Excerpts from a figure dataset
· · · ·

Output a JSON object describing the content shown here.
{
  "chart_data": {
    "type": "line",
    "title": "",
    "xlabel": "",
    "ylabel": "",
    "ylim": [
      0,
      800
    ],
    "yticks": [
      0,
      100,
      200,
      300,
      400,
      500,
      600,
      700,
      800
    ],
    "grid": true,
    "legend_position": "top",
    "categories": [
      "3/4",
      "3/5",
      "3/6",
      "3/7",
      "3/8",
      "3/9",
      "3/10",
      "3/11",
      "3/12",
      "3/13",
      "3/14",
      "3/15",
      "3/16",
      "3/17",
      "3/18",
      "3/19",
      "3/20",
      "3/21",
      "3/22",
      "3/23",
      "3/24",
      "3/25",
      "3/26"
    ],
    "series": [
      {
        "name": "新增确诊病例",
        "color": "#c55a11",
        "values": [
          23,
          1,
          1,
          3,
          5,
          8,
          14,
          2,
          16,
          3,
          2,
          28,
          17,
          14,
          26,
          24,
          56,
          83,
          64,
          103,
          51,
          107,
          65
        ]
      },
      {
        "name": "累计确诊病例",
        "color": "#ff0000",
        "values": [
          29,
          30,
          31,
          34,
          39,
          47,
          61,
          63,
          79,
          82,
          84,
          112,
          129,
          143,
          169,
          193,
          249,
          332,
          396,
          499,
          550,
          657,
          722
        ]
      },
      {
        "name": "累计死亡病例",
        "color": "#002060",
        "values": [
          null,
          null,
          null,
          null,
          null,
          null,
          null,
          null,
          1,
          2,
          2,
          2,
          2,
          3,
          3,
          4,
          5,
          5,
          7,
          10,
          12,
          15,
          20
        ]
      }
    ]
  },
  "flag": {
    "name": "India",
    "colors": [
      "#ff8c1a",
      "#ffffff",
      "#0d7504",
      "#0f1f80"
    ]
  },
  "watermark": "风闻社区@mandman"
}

· · · ·

*Aim*. Output each entry precisely as given.

*Final result*.
Output a JSON object describing the content shown here.
{
  "chart_data": {
    "type": "line",
    "title": "",
    "xlabel": "",
    "ylabel": "",
    "ylim": [
      0,
      800
    ],
    "yticks": [
      0,
      100,
      200,
      300,
      400,
      500,
      600,
      700,
      800
    ],
    "grid": true,
    "legend_position": "top",
    "categories": [
      "3/4",
      "3/5",
      "3/6",
      "3/7",
      "3/8",
      "3/9",
      "3/10",
      "3/11",
      "3/12",
      "3/13",
      "3/14",
      "3/15",
      "3/16",
      "3/17",
      "3/18",
      "3/19",
      "3/20",
      "3/21",
      "3/22",
      "3/23",
      "3/24",
      "3/25",
      "3/26"
    ],
    "series": [
      {
        "name": "新增确诊病例",
        "color": "#c55a11",
        "values": [
          23,
          1,
          1,
          3,
          5,
          8,
          14,
          2,
          16,
          3,
          2,
          28,
          17,
          14,
          26,
          24,
          56,
          83,
          64,
          103,
          51,
          107,
          65
        ]
      },
      {
        "name": "累计确诊病例",
        "color": "#ff0000",
        "values": [
          29,
          30,
          31,
          34,
          39,
          47,
          61,
          63,
          79,
          82,
          84,
          112,
          129,
          143,
          169,
          193,
          249,
          332,
          396,
          499,
          550,
          657,
          722
        ]
      },
      {
        "name": "累计死亡病例",
        "color": "#002060",
        "values": [
          null,
          null,
          null,
          null,
          null,
          null,
          null,
          null,
          1,
          2,
          2,
          2,
          2,
          3,
          3,
          4,
          5,
          5,
          7,
          10,
          12,
          15,
          20
        ]
      }
    ]
  },
  "flag": {
    "name": "India",
    "colors": [
      "#ff8c1a",
      "#ffffff",
      "#0d7504",
      "#0f1f80"
    ]
  },
  "watermark": "风闻社区@mandman"
}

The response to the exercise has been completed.